- Given instruction
Copy out the material below line for line without changing anything, and leave out the pictures.

======== Record list ========

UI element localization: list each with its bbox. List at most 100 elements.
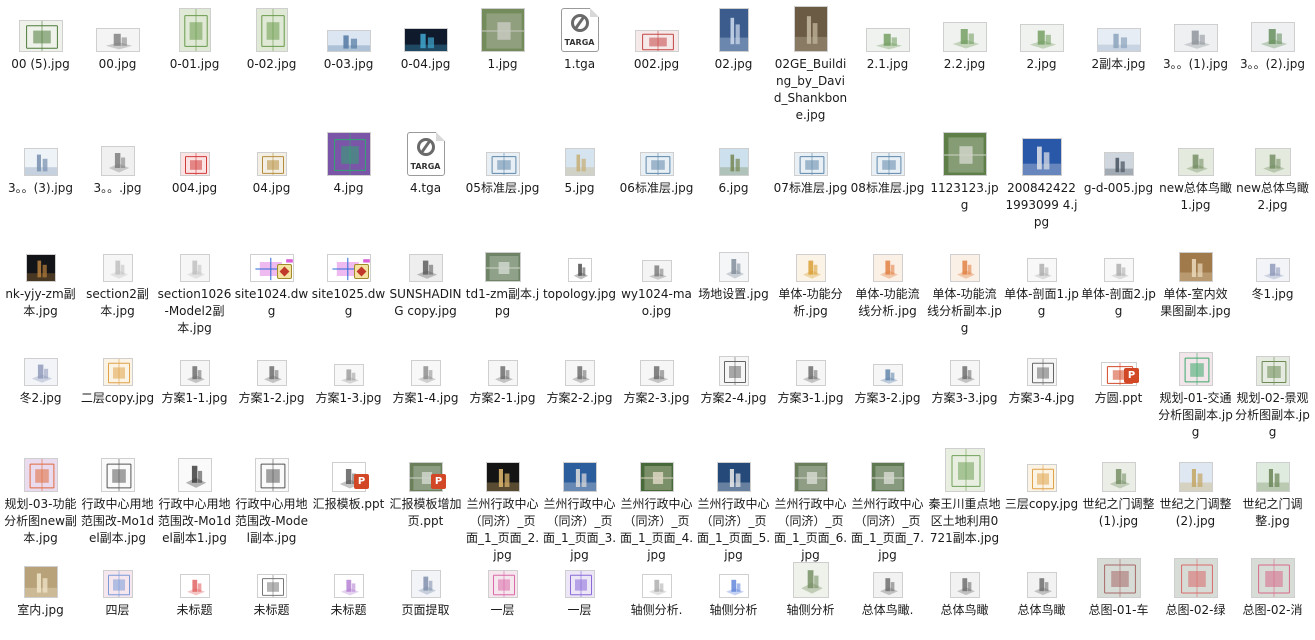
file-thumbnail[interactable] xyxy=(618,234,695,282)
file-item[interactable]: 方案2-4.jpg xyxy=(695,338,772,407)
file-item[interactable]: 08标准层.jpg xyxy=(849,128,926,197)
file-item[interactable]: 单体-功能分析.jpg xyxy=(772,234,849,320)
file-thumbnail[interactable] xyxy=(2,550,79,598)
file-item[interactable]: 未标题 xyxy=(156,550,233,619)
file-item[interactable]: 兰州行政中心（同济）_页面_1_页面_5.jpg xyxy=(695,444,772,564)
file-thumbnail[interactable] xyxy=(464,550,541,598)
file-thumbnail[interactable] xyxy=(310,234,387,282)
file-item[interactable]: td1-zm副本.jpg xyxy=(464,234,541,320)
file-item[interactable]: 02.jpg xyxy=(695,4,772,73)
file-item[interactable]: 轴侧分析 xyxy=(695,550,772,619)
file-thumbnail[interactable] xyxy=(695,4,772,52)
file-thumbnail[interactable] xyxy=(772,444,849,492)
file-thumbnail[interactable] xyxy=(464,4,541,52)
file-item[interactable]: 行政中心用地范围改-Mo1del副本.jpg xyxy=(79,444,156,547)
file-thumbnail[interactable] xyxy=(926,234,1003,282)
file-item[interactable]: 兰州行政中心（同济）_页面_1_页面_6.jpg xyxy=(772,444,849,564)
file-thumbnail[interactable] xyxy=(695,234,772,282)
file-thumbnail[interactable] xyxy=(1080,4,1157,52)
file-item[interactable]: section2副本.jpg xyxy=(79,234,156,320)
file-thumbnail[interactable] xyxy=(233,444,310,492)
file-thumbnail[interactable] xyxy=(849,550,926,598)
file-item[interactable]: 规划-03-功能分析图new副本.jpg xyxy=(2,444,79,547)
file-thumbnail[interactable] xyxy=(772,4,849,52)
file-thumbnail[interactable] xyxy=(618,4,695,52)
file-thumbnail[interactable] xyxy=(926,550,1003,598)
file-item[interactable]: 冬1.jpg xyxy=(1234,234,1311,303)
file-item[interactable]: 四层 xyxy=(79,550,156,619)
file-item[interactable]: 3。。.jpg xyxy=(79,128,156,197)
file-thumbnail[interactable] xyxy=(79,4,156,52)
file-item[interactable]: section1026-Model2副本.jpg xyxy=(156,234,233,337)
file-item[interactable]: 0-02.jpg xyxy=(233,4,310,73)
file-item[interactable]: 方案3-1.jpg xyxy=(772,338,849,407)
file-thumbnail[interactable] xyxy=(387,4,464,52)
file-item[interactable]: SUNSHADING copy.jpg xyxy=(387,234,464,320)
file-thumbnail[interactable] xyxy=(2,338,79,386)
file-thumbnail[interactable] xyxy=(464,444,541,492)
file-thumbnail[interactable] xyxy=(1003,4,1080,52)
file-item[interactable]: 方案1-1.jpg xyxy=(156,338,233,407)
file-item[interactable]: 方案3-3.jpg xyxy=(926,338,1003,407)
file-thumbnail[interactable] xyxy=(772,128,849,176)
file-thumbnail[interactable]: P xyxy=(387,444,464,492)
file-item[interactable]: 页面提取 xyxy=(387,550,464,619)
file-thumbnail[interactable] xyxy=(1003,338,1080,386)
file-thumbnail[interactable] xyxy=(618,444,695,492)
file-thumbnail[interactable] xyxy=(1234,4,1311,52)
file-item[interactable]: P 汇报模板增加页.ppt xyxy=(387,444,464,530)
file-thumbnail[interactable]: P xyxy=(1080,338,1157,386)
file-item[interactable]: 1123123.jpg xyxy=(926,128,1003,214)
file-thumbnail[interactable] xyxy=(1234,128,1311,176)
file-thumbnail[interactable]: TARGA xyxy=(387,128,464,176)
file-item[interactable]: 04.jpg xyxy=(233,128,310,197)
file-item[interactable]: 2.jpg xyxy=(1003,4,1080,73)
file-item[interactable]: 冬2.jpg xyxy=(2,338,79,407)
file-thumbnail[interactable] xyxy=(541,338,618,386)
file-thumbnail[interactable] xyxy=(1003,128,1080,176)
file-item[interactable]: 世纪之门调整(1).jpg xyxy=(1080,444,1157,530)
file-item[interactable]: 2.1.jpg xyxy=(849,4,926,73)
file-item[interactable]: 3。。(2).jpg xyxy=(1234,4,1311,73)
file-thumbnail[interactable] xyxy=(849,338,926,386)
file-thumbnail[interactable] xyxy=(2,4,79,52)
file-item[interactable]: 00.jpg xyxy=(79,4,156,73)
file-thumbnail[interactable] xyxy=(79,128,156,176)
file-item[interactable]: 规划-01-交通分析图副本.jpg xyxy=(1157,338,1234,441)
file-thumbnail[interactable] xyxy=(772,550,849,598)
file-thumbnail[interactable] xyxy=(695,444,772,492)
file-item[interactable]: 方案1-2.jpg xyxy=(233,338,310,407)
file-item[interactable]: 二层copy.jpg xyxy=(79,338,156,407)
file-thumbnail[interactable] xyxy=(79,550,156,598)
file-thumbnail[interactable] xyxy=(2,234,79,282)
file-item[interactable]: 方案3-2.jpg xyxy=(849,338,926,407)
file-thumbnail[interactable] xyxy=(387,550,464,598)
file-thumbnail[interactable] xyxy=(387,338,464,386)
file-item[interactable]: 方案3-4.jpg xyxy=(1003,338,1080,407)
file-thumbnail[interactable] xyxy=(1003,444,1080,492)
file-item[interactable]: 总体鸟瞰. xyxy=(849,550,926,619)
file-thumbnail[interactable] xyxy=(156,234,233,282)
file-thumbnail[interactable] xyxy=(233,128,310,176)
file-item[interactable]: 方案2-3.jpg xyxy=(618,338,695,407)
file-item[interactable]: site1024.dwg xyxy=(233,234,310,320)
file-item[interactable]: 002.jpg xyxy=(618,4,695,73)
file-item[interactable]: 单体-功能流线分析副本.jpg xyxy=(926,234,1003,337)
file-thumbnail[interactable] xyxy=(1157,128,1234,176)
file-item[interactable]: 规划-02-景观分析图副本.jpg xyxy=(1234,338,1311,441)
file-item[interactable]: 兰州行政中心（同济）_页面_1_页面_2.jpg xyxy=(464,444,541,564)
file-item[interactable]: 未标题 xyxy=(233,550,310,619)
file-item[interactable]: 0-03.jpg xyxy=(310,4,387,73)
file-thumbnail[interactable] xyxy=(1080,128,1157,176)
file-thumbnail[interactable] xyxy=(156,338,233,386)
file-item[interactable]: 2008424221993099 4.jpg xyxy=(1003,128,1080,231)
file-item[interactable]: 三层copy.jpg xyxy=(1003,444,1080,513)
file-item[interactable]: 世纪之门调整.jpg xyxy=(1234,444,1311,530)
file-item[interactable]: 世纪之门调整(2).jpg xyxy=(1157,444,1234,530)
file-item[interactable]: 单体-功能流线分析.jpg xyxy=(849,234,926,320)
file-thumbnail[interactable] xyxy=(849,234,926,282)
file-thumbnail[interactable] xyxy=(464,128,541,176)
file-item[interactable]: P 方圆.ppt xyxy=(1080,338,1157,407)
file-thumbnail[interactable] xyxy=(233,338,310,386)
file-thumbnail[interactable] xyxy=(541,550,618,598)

========

- Expected answer
UI element localization: list each with its bbox. List at most 100 elements.
file-thumbnail[interactable] xyxy=(618,234,695,282)
file-item[interactable]: 方案2-4.jpg xyxy=(695,338,772,407)
file-item[interactable]: 08标准层.jpg xyxy=(849,128,926,197)
file-item[interactable]: 单体-功能分析.jpg xyxy=(772,234,849,320)
file-thumbnail[interactable] xyxy=(2,550,79,598)
file-item[interactable]: 未标题 xyxy=(156,550,233,619)
file-item[interactable]: 兰州行政中心（同济）_页面_1_页面_5.jpg xyxy=(695,444,772,564)
file-thumbnail[interactable] xyxy=(464,550,541,598)
file-thumbnail[interactable] xyxy=(310,234,387,282)
file-item[interactable]: td1-zm副本.jpg xyxy=(464,234,541,320)
file-item[interactable]: 02.jpg xyxy=(695,4,772,73)
file-item[interactable]: 轴侧分析 xyxy=(695,550,772,619)
file-thumbnail[interactable] xyxy=(695,4,772,52)
file-thumbnail[interactable] xyxy=(772,444,849,492)
file-thumbnail[interactable] xyxy=(464,4,541,52)
file-item[interactable]: 行政中心用地范围改-Mo1del副本.jpg xyxy=(79,444,156,547)
file-thumbnail[interactable] xyxy=(926,234,1003,282)
file-item[interactable]: 兰州行政中心（同济）_页面_1_页面_6.jpg xyxy=(772,444,849,564)
file-thumbnail[interactable] xyxy=(695,234,772,282)
file-thumbnail[interactable] xyxy=(1080,4,1157,52)
file-item[interactable]: section2副本.jpg xyxy=(79,234,156,320)
file-thumbnail[interactable] xyxy=(233,444,310,492)
file-thumbnail[interactable] xyxy=(849,550,926,598)
file-item[interactable]: 规划-03-功能分析图new副本.jpg xyxy=(2,444,79,547)
file-thumbnail[interactable] xyxy=(772,4,849,52)
file-thumbnail[interactable] xyxy=(618,4,695,52)
file-thumbnail[interactable] xyxy=(926,550,1003,598)
file-item[interactable]: 冬1.jpg xyxy=(1234,234,1311,303)
file-item[interactable]: 四层 xyxy=(79,550,156,619)
file-item[interactable]: 3。。.jpg xyxy=(79,128,156,197)
file-thumbnail[interactable] xyxy=(79,4,156,52)
file-item[interactable]: section1026-Model2副本.jpg xyxy=(156,234,233,337)
file-item[interactable]: 0-02.jpg xyxy=(233,4,310,73)
file-item[interactable]: 方案3-1.jpg xyxy=(772,338,849,407)
file-thumbnail[interactable] xyxy=(387,4,464,52)
file-item[interactable]: SUNSHADING copy.jpg xyxy=(387,234,464,320)
file-thumbnail[interactable] xyxy=(2,338,79,386)
file-thumbnail[interactable] xyxy=(464,444,541,492)
file-thumbnail[interactable] xyxy=(1003,4,1080,52)
file-item[interactable]: 方案1-1.jpg xyxy=(156,338,233,407)
file-item[interactable]: 方案3-3.jpg xyxy=(926,338,1003,407)
file-thumbnail[interactable] xyxy=(772,128,849,176)
file-thumbnail[interactable]: P xyxy=(387,444,464,492)
file-item[interactable]: 页面提取 xyxy=(387,550,464,619)
file-thumbnail[interactable] xyxy=(1003,338,1080,386)
file-thumbnail[interactable] xyxy=(618,444,695,492)
file-thumbnail[interactable] xyxy=(1234,4,1311,52)
file-item[interactable]: P 汇报模板增加页.ppt xyxy=(387,444,464,530)
file-thumbnail[interactable]: P xyxy=(1080,338,1157,386)
file-item[interactable]: 1123123.jpg xyxy=(926,128,1003,214)
file-thumbnail[interactable] xyxy=(1234,128,1311,176)
file-thumbnail[interactable]: TARGA xyxy=(387,128,464,176)
file-item[interactable]: 04.jpg xyxy=(233,128,310,197)
file-item[interactable]: 2.jpg xyxy=(1003,4,1080,73)
file-item[interactable]: 冬2.jpg xyxy=(2,338,79,407)
file-thumbnail[interactable] xyxy=(541,338,618,386)
file-thumbnail[interactable] xyxy=(1003,128,1080,176)
file-item[interactable]: 世纪之门调整(1).jpg xyxy=(1080,444,1157,530)
file-item[interactable]: 2.1.jpg xyxy=(849,4,926,73)
file-item[interactable]: 3。。(2).jpg xyxy=(1234,4,1311,73)
file-thumbnail[interactable] xyxy=(849,338,926,386)
file-thumbnail[interactable] xyxy=(2,4,79,52)
file-item[interactable]: 00.jpg xyxy=(79,4,156,73)
file-thumbnail[interactable] xyxy=(79,128,156,176)
file-item[interactable]: 规划-01-交通分析图副本.jpg xyxy=(1157,338,1234,441)
file-thumbnail[interactable] xyxy=(772,550,849,598)
file-thumbnail[interactable] xyxy=(695,444,772,492)
file-item[interactable]: 方案1-2.jpg xyxy=(233,338,310,407)
file-item[interactable]: 二层copy.jpg xyxy=(79,338,156,407)
file-thumbnail[interactable] xyxy=(79,550,156,598)
file-thumbnail[interactable] xyxy=(2,234,79,282)
file-item[interactable]: 方案3-2.jpg xyxy=(849,338,926,407)
file-thumbnail[interactable] xyxy=(387,550,464,598)
file-thumbnail[interactable] xyxy=(387,338,464,386)
file-item[interactable]: 方案3-4.jpg xyxy=(1003,338,1080,407)
file-thumbnail[interactable] xyxy=(1003,444,1080,492)
file-item[interactable]: 总体鸟瞰. xyxy=(849,550,926,619)
file-thumbnail[interactable] xyxy=(156,234,233,282)
file-thumbnail[interactable] xyxy=(233,128,310,176)
file-item[interactable]: 方案2-3.jpg xyxy=(618,338,695,407)
file-item[interactable]: site1024.dwg xyxy=(233,234,310,320)
file-item[interactable]: 002.jpg xyxy=(618,4,695,73)
file-item[interactable]: 单体-功能流线分析副本.jpg xyxy=(926,234,1003,337)
file-thumbnail[interactable] xyxy=(1157,128,1234,176)
file-item[interactable]: 规划-02-景观分析图副本.jpg xyxy=(1234,338,1311,441)
file-item[interactable]: 兰州行政中心（同济）_页面_1_页面_2.jpg xyxy=(464,444,541,564)
file-item[interactable]: 未标题 xyxy=(233,550,310,619)
file-item[interactable]: 0-03.jpg xyxy=(310,4,387,73)
file-thumbnail[interactable] xyxy=(1080,128,1157,176)
file-thumbnail[interactable] xyxy=(156,338,233,386)
file-item[interactable]: 2008424221993099 4.jpg xyxy=(1003,128,1080,231)
file-item[interactable]: 三层copy.jpg xyxy=(1003,444,1080,513)
file-item[interactable]: 世纪之门调整.jpg xyxy=(1234,444,1311,530)
file-item[interactable]: 世纪之门调整(2).jpg xyxy=(1157,444,1234,530)
file-item[interactable]: 单体-功能流线分析.jpg xyxy=(849,234,926,320)
file-thumbnail[interactable] xyxy=(849,234,926,282)
file-thumbnail[interactable] xyxy=(464,128,541,176)
file-item[interactable]: P 方圆.ppt xyxy=(1080,338,1157,407)
file-thumbnail[interactable] xyxy=(233,338,310,386)
file-thumbnail[interactable] xyxy=(541,550,618,598)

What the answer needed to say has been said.